* Start ENTRIES SUPPLIED *
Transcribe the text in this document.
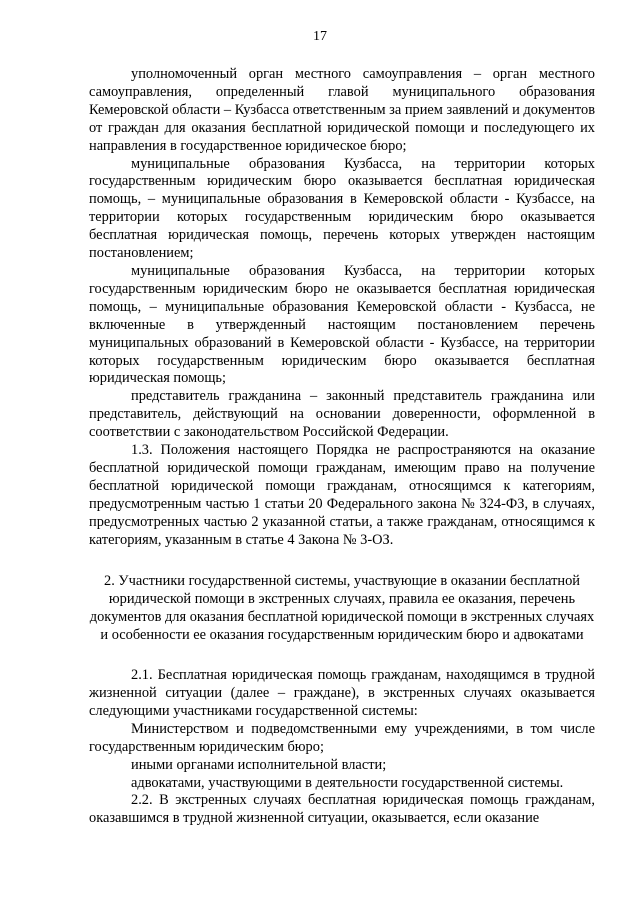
17

уполномоченный орган местного самоуправления – орган местного самоуправления, определенный главой муниципального образования Кемеровской области – Кузбасса ответственным за прием заявлений и документов от граждан для оказания бесплатной юридической помощи и последующего их направления в государственное юридическое бюро;

муниципальные образования Кузбасса, на территории которых государственным юридическим бюро оказывается бесплатная юридическая помощь, – муниципальные образования в Кемеровской области - Кузбассе, на территории которых государственным юридическим бюро оказывается бесплатная юридическая помощь, перечень которых утвержден настоящим постановлением;

муниципальные образования Кузбасса, на территории которых государственным юридическим бюро не оказывается бесплатная юридическая помощь, – муниципальные образования Кемеровской области - Кузбасса, не включенные в утвержденный настоящим постановлением перечень муниципальных образований в Кемеровской области - Кузбассе, на территории которых государственным юридическим бюро оказывается бесплатная юридическая помощь;

представитель гражданина – законный представитель гражданина или представитель, действующий на основании доверенности, оформленной в соответствии с законодательством Российской Федерации.

1.3. Положения настоящего Порядка не распространяются на оказание бесплатной юридической помощи гражданам, имеющим право на получение бесплатной юридической помощи гражданам, относящимся к категориям, предусмотренным частью 1 статьи 20 Федерального закона № 324-ФЗ, в случаях, предусмотренных частью 2 указанной статьи, а также гражданам, относящимся к категориям, указанным в статье 4 Закона № 3-ОЗ.

2. Участники государственной системы, участвующие в оказании бесплатной юридической помощи в экстренных случаях, правила ее оказания, перечень документов для оказания бесплатной юридической помощи в экстренных случаях и особенности ее оказания государственным юридическим бюро и адвокатами

2.1. Бесплатная юридическая помощь гражданам, находящимся в трудной жизненной ситуации (далее – граждане), в экстренных случаях оказывается следующими участниками государственной системы:

Министерством и подведомственными ему учреждениями, в том числе государственным юридическим бюро;

иными органами исполнительной власти;

адвокатами, участвующими в деятельности государственной системы.

2.2. В экстренных случаях бесплатная юридическая помощь гражданам, оказавшимся в трудной жизненной ситуации, оказывается, если оказание
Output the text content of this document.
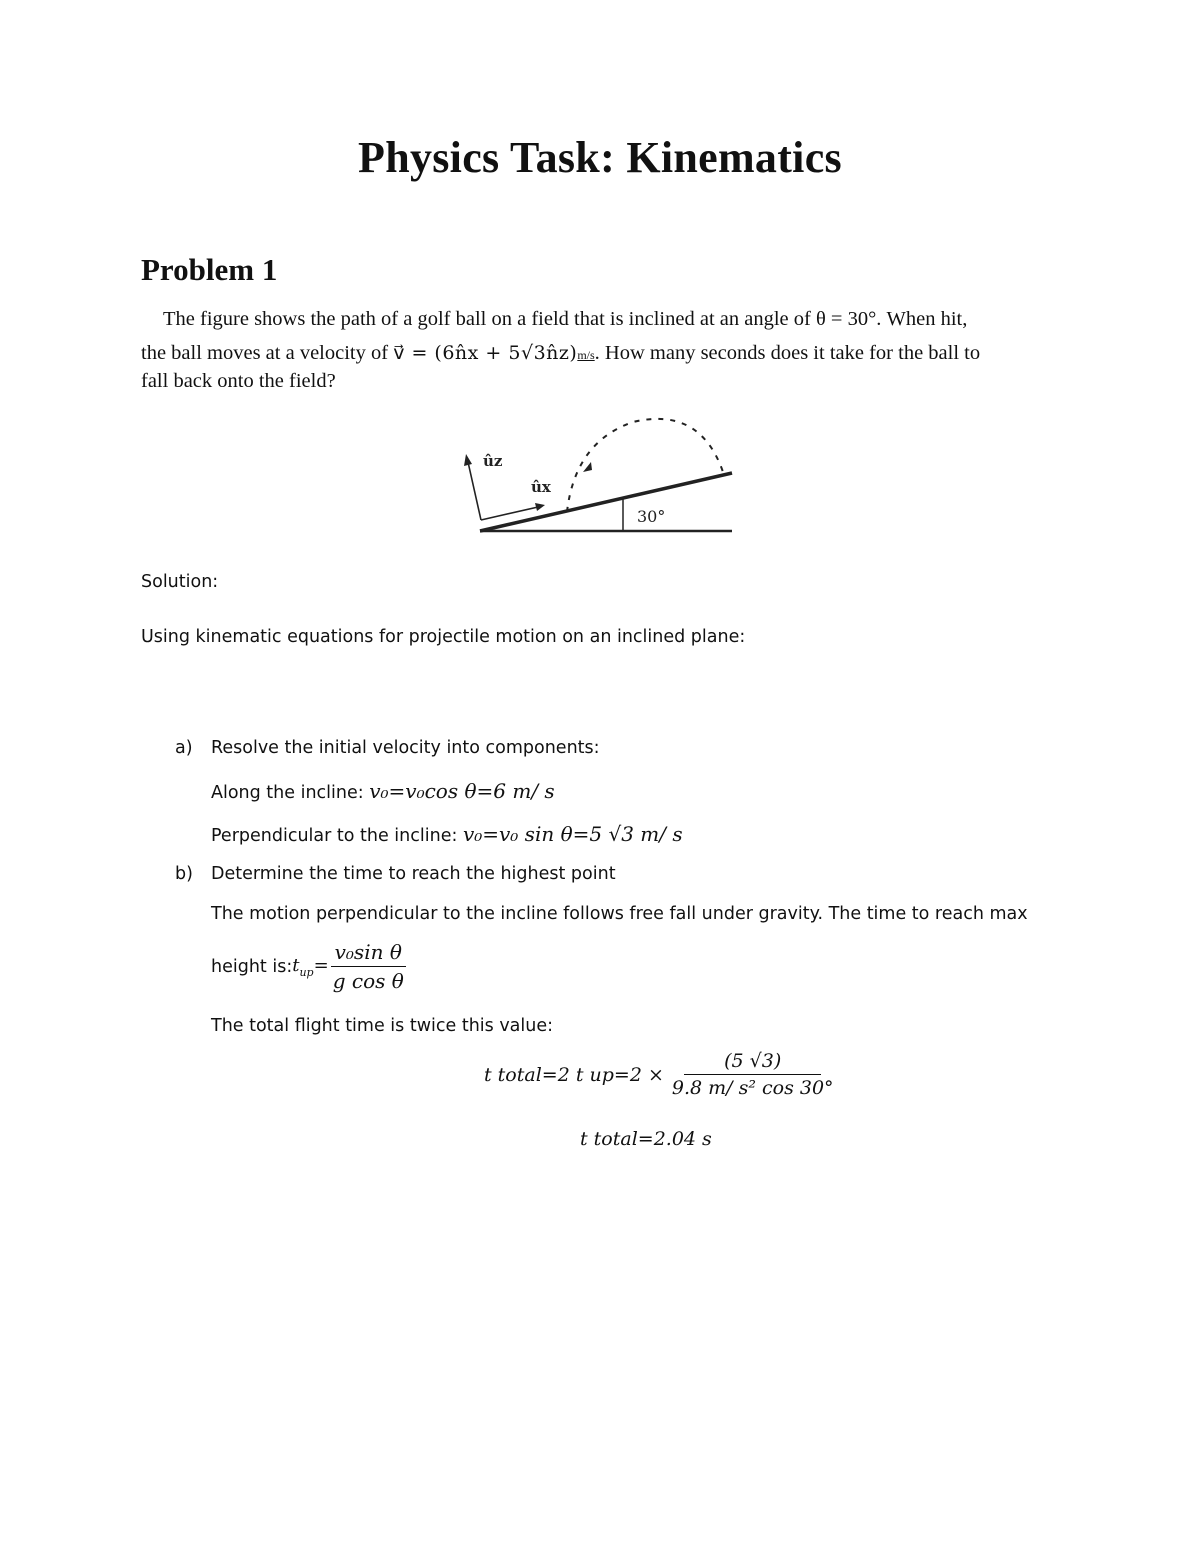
Physics Task: Kinematics
Problem 1
The figure shows the path of a golf ball on a field that is inclined at an angle of θ = 30°. When hit,
the ball moves at a velocity of v⃗ = (6n̂x + 5√3n̂z)m/s. How many seconds does it take for the ball to
fall back onto the field?
30°
ûz
ûx
Solution:
Using kinematic equations for projectile motion on an inclined plane:
a) Resolve the initial velocity into components:
Along the incline: v₀=v₀cos θ=6 m/ s
Perpendicular to the incline: v₀=v₀ sin θ=5 √3 m/ s
b) Determine the time to reach the highest point
The motion perpendicular to the incline follows free fall under gravity. The time to reach max
height is: $t_{up}= \frac{\text{v₀sin θ}}{\text{g cos θ}}$
The total flight time is twice this value:
t total=2 t $up=2 \times \frac{(5 √3)}{\text{9.8 m/ s² cos 30°}}$
t total=2.04 s
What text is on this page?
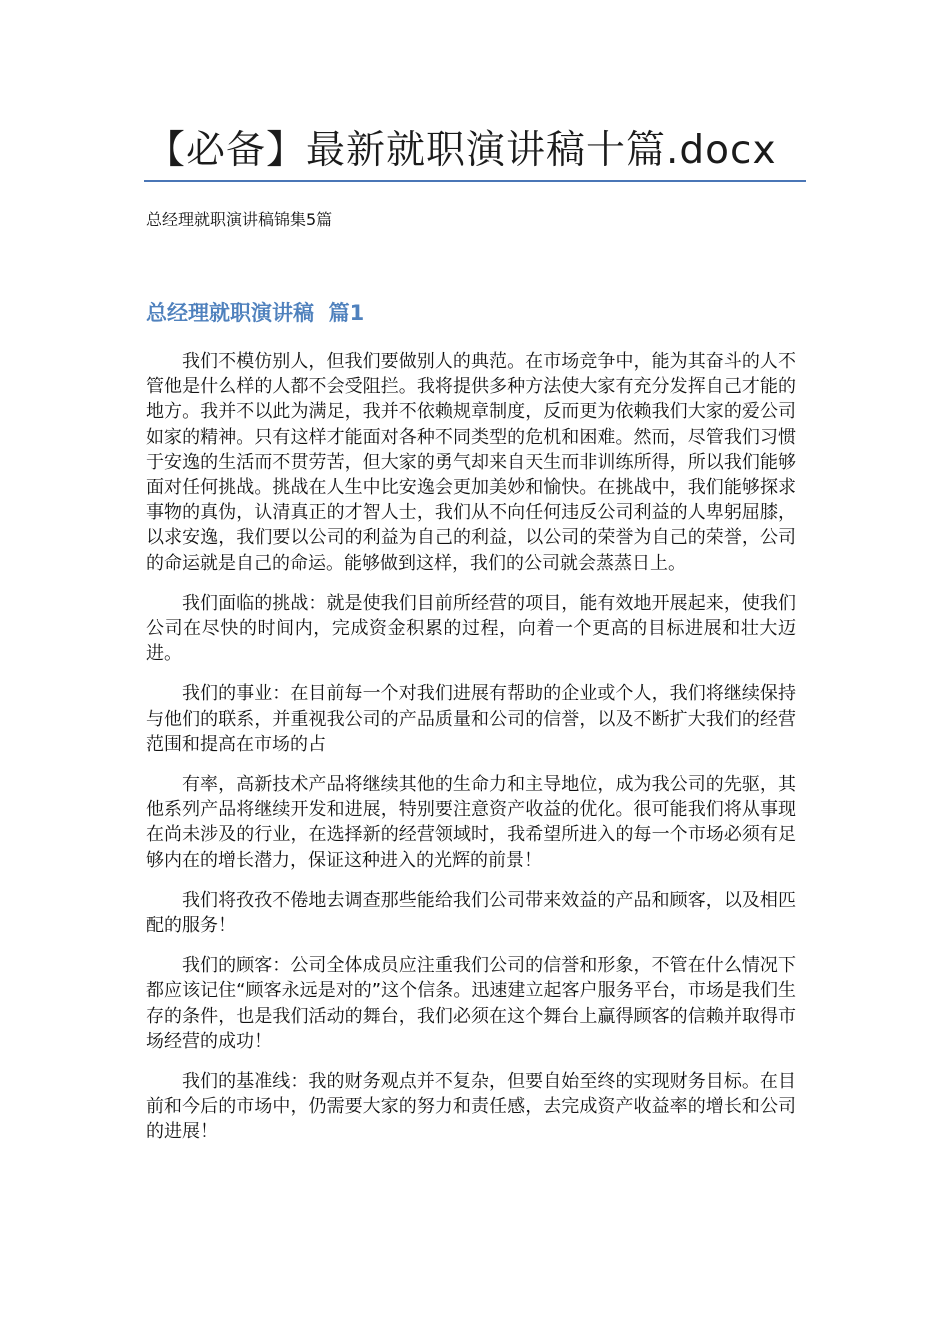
【必备】最新就职演讲稿十篇.docx

总经理就职演讲稿锦集5篇

总经理就职演讲稿  篇1

我们不模仿别人，但我们要做别人的典范。在市场竞争中，能为其奋斗的人不管他是什么样的人都不会受阻拦。我将提供多种方法使大家有充分发挥自己才能的地方。我并不以此为满足，我并不依赖规章制度，反而更为依赖我们大家的爱公司如家的精神。只有这样才能面对各种不同类型的危机和困难。然而，尽管我们习惯于安逸的生活而不贯劳苦，但大家的勇气却来自天生而非训练所得，所以我们能够面对任何挑战。挑战在人生中比安逸会更加美妙和愉快。在挑战中，我们能够探求事物的真伪，认清真正的才智人士，我们从不向任何违反公司利益的人卑躬屈膝，以求安逸，我们要以公司的利益为自己的利益，以公司的荣誉为自己的荣誉，公司的命运就是自己的命运。能够做到这样，我们的公司就会蒸蒸日上。

我们面临的挑战：就是使我们目前所经营的项目，能有效地开展起来，使我们公司在尽快的时间内，完成资金积累的过程，向着一个更高的目标进展和壮大迈进。

我们的事业：在目前每一个对我们进展有帮助的企业或个人，我们将继续保持与他们的联系，并重视我公司的产品质量和公司的信誉，以及不断扩大我们的经营范围和提高在市场的占

有率，高新技术产品将继续其他的生命力和主导地位，成为我公司的先驱，其他系列产品将继续开发和进展，特别要注意资产收益的优化。很可能我们将从事现在尚未涉及的行业，在选择新的经营领域时，我希望所进入的每一个市场必须有足够内在的增长潜力，保证这种进入的光辉的前景！

我们将孜孜不倦地去调查那些能给我们公司带来效益的产品和顾客，以及相匹配的服务！

我们的顾客：公司全体成员应注重我们公司的信誉和形象，不管在什么情况下都应该记住“顾客永远是对的”这个信条。迅速建立起客户服务平台，市场是我们生存的条件，也是我们活动的舞台，我们必须在这个舞台上赢得顾客的信赖并取得市场经营的成功！

我们的基准线：我的财务观点并不复杂，但要自始至终的实现财务目标。在目前和今后的市场中，仍需要大家的努力和责任感，去完成资产收益率的增长和公司的进展！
* End ENTRIES SUPPLIED *
Collect the lines that hold "перечень".

- [EXERCISE OUTPUT]
муниципальные образования Кузбасса, на территории которых государственным юридическим бюро оказывается бесплатная юридическая помощь, – муниципальные образования в Кемеровской области - Кузбассе, на территории которых государственным юридическим бюро оказывается бесплатная юридическая помощь, перечень которых утвержден настоящим постановлением;
муниципальные образования Кузбасса, на территории которых государственным юридическим бюро не оказывается бесплатная юридическая помощь, – муниципальные образования Кемеровской области - Кузбасса, не включенные в утвержденный настоящим постановлением перечень муниципальных образований в Кемеровской области - Кузбассе, на территории которых государственным юридическим бюро оказывается бесплатная юридическая помощь;
2. Участники государственной системы, участвующие в оказании бесплатной юридической помощи в экстренных случаях, правила ее оказания, перечень документов для оказания бесплатной юридической помощи в экстренных случаях и особенности ее оказания государственным юридическим бюро и адвокатами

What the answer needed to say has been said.